◆ **STATED PROBLEM**
Restate the records in their entirety, word for word.
»»
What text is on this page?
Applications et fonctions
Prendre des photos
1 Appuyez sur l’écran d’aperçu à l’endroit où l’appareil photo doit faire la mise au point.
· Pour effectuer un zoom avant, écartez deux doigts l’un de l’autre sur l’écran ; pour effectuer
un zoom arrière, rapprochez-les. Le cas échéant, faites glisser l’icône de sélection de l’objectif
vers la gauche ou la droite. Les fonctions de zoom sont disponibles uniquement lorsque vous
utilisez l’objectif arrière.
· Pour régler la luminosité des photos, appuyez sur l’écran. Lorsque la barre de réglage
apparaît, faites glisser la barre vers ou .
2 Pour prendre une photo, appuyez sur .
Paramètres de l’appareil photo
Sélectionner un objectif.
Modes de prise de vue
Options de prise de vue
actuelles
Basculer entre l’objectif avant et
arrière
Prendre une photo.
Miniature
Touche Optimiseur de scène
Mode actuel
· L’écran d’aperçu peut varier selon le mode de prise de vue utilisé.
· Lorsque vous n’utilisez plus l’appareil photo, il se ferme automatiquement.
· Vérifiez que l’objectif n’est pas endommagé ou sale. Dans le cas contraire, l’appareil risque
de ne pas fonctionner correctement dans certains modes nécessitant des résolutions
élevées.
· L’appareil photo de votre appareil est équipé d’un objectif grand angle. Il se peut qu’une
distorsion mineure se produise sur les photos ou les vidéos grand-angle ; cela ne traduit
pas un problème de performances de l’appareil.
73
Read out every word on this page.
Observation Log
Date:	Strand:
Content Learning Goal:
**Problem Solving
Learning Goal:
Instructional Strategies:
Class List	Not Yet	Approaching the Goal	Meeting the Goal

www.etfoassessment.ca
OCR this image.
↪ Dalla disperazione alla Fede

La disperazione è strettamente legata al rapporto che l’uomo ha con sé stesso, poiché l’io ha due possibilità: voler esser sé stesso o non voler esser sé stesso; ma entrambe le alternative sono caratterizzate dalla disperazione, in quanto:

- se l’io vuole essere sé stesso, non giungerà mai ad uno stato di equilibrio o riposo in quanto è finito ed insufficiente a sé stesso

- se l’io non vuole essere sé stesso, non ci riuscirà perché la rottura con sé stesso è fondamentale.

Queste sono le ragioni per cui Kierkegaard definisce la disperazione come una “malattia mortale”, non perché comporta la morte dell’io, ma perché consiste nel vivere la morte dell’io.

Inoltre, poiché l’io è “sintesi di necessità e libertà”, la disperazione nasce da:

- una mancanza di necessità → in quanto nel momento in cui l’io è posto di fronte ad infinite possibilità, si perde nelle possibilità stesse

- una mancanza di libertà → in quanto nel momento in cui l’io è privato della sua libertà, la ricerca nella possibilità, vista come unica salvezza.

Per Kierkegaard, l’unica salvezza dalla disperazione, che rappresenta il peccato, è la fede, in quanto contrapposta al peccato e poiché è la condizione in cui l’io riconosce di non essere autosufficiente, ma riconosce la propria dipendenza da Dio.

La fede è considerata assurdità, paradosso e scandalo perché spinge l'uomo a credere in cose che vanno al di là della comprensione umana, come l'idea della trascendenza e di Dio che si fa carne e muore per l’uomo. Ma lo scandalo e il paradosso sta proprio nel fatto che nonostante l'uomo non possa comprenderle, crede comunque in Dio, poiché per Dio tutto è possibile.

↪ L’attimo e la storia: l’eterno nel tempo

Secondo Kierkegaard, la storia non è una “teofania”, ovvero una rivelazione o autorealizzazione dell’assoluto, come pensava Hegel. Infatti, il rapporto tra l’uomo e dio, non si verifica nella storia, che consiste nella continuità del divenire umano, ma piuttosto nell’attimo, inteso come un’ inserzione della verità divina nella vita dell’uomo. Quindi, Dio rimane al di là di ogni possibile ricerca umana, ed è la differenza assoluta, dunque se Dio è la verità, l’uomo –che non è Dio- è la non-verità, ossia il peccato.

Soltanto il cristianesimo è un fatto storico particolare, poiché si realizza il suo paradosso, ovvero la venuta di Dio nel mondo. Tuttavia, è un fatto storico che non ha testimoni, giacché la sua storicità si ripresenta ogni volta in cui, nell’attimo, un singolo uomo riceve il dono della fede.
««
◆ **EXPECTED ANSWER**
What text is on this page?
Applications et fonctions
Prendre des photos
1 Appuyez sur l’écran d’aperçu à l’endroit où l’appareil photo doit faire la mise au point.
· Pour effectuer un zoom avant, écartez deux doigts l’un de l’autre sur l’écran ; pour effectuer
un zoom arrière, rapprochez-les. Le cas échéant, faites glisser l’icône de sélection de l’objectif
vers la gauche ou la droite. Les fonctions de zoom sont disponibles uniquement lorsque vous
utilisez l’objectif arrière.
· Pour régler la luminosité des photos, appuyez sur l’écran. Lorsque la barre de réglage
apparaît, faites glisser la barre vers ou .
2 Pour prendre une photo, appuyez sur .
Paramètres de l’appareil photo
Sélectionner un objectif.
Modes de prise de vue
Options de prise de vue
actuelles
Basculer entre l’objectif avant et
arrière
Prendre une photo.
Miniature
Touche Optimiseur de scène
Mode actuel
· L’écran d’aperçu peut varier selon le mode de prise de vue utilisé.
· Lorsque vous n’utilisez plus l’appareil photo, il se ferme automatiquement.
· Vérifiez que l’objectif n’est pas endommagé ou sale. Dans le cas contraire, l’appareil risque
de ne pas fonctionner correctement dans certains modes nécessitant des résolutions
élevées.
· L’appareil photo de votre appareil est équipé d’un objectif grand angle. Il se peut qu’une
distorsion mineure se produise sur les photos ou les vidéos grand-angle ; cela ne traduit
pas un problème de performances de l’appareil.
73
Read out every word on this page.
Observation Log
Date:	Strand:
Content Learning Goal:
**Problem Solving
Learning Goal:
Instructional Strategies:
Class List	Not Yet	Approaching the Goal	Meeting the Goal

www.etfoassessment.ca
OCR this image.
↪ Dalla disperazione alla Fede

La disperazione è strettamente legata al rapporto che l’uomo ha con sé stesso, poiché l’io ha due possibilità: voler esser sé stesso o non voler esser sé stesso; ma entrambe le alternative sono caratterizzate dalla disperazione, in quanto:

- se l’io vuole essere sé stesso, non giungerà mai ad uno stato di equilibrio o riposo in quanto è finito ed insufficiente a sé stesso

- se l’io non vuole essere sé stesso, non ci riuscirà perché la rottura con sé stesso è fondamentale.

Queste sono le ragioni per cui Kierkegaard definisce la disperazione come una “malattia mortale”, non perché comporta la morte dell’io, ma perché consiste nel vivere la morte dell’io.

Inoltre, poiché l’io è “sintesi di necessità e libertà”, la disperazione nasce da:

- una mancanza di necessità → in quanto nel momento in cui l’io è posto di fronte ad infinite possibilità, si perde nelle possibilità stesse

- una mancanza di libertà → in quanto nel momento in cui l’io è privato della sua libertà, la ricerca nella possibilità, vista come unica salvezza.

Per Kierkegaard, l’unica salvezza dalla disperazione, che rappresenta il peccato, è la fede, in quanto contrapposta al peccato e poiché è la condizione in cui l’io riconosce di non essere autosufficiente, ma riconosce la propria dipendenza da Dio.

La fede è considerata assurdità, paradosso e scandalo perché spinge l'uomo a credere in cose che vanno al di là della comprensione umana, come l'idea della trascendenza e di Dio che si fa carne e muore per l’uomo. Ma lo scandalo e il paradosso sta proprio nel fatto che nonostante l'uomo non possa comprenderle, crede comunque in Dio, poiché per Dio tutto è possibile.

↪ L’attimo e la storia: l’eterno nel tempo

Secondo Kierkegaard, la storia non è una “teofania”, ovvero una rivelazione o autorealizzazione dell’assoluto, come pensava Hegel. Infatti, il rapporto tra l’uomo e dio, non si verifica nella storia, che consiste nella continuità del divenire umano, ma piuttosto nell’attimo, inteso come un’ inserzione della verità divina nella vita dell’uomo. Quindi, Dio rimane al di là di ogni possibile ricerca umana, ed è la differenza assoluta, dunque se Dio è la verità, l’uomo –che non è Dio- è la non-verità, ossia il peccato.

Soltanto il cristianesimo è un fatto storico particolare, poiché si realizza il suo paradosso, ovvero la venuta di Dio nel mondo. Tuttavia, è un fatto storico che non ha testimoni, giacché la sua storicità si ripresenta ogni volta in cui, nell’attimo, un singolo uomo riceve il dono della fede.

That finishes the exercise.